• What is asked
Your task is to copy every line of the entries that contains "Modem".

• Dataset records
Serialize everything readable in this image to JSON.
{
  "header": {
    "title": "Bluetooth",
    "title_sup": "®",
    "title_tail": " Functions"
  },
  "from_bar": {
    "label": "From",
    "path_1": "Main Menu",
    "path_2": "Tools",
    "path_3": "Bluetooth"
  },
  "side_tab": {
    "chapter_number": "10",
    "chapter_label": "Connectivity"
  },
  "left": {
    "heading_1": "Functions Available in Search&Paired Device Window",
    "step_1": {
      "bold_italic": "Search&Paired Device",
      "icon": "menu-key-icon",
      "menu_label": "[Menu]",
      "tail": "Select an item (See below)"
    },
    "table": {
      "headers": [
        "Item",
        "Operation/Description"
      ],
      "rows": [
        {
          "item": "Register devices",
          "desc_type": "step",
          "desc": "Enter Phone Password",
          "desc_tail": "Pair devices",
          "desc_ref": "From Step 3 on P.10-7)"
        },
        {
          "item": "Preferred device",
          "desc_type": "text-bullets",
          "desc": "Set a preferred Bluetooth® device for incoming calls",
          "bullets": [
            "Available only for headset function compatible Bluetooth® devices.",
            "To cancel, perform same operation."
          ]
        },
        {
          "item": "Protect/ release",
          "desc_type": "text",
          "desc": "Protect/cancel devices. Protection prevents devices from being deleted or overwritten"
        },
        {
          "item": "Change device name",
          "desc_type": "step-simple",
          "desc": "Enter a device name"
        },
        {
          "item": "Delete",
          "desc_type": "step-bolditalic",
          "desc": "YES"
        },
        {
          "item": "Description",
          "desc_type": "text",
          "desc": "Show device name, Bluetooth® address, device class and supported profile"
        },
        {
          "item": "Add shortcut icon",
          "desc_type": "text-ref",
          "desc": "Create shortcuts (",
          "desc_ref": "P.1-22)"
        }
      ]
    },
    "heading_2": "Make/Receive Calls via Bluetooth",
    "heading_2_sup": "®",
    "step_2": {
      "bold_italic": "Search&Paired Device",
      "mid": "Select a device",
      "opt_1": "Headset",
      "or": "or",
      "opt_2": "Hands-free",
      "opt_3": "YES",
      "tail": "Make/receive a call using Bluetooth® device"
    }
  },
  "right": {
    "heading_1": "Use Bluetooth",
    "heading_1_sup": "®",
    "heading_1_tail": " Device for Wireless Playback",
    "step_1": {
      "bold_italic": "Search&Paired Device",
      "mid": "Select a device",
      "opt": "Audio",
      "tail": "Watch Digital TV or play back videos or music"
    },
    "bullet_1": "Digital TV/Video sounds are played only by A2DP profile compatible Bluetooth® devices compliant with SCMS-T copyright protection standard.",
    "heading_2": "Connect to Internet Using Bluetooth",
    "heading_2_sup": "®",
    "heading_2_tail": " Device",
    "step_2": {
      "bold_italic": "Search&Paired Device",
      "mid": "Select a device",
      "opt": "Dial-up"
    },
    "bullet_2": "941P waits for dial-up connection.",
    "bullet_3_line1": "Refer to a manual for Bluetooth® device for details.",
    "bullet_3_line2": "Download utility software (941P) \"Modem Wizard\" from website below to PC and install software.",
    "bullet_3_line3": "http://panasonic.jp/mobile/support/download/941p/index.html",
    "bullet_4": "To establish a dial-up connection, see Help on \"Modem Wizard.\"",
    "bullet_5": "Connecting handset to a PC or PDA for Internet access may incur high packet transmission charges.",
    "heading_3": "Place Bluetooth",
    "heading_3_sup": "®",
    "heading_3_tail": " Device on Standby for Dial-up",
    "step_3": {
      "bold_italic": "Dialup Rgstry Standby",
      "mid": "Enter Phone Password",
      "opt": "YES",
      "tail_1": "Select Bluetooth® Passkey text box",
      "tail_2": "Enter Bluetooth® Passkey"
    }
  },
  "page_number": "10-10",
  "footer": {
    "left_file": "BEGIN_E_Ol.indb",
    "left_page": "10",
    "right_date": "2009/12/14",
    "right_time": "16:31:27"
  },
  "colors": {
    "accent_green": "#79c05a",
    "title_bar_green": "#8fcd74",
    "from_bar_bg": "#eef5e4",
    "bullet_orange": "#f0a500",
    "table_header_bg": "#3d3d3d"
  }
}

• Output for this task
    "bullet_3_line2": "Download utility software (941P) \"Modem Wizard\" from website below to PC and install software.",
    "bullet_4": "To establish a dial-up connection, see Help on \"Modem Wizard.\"",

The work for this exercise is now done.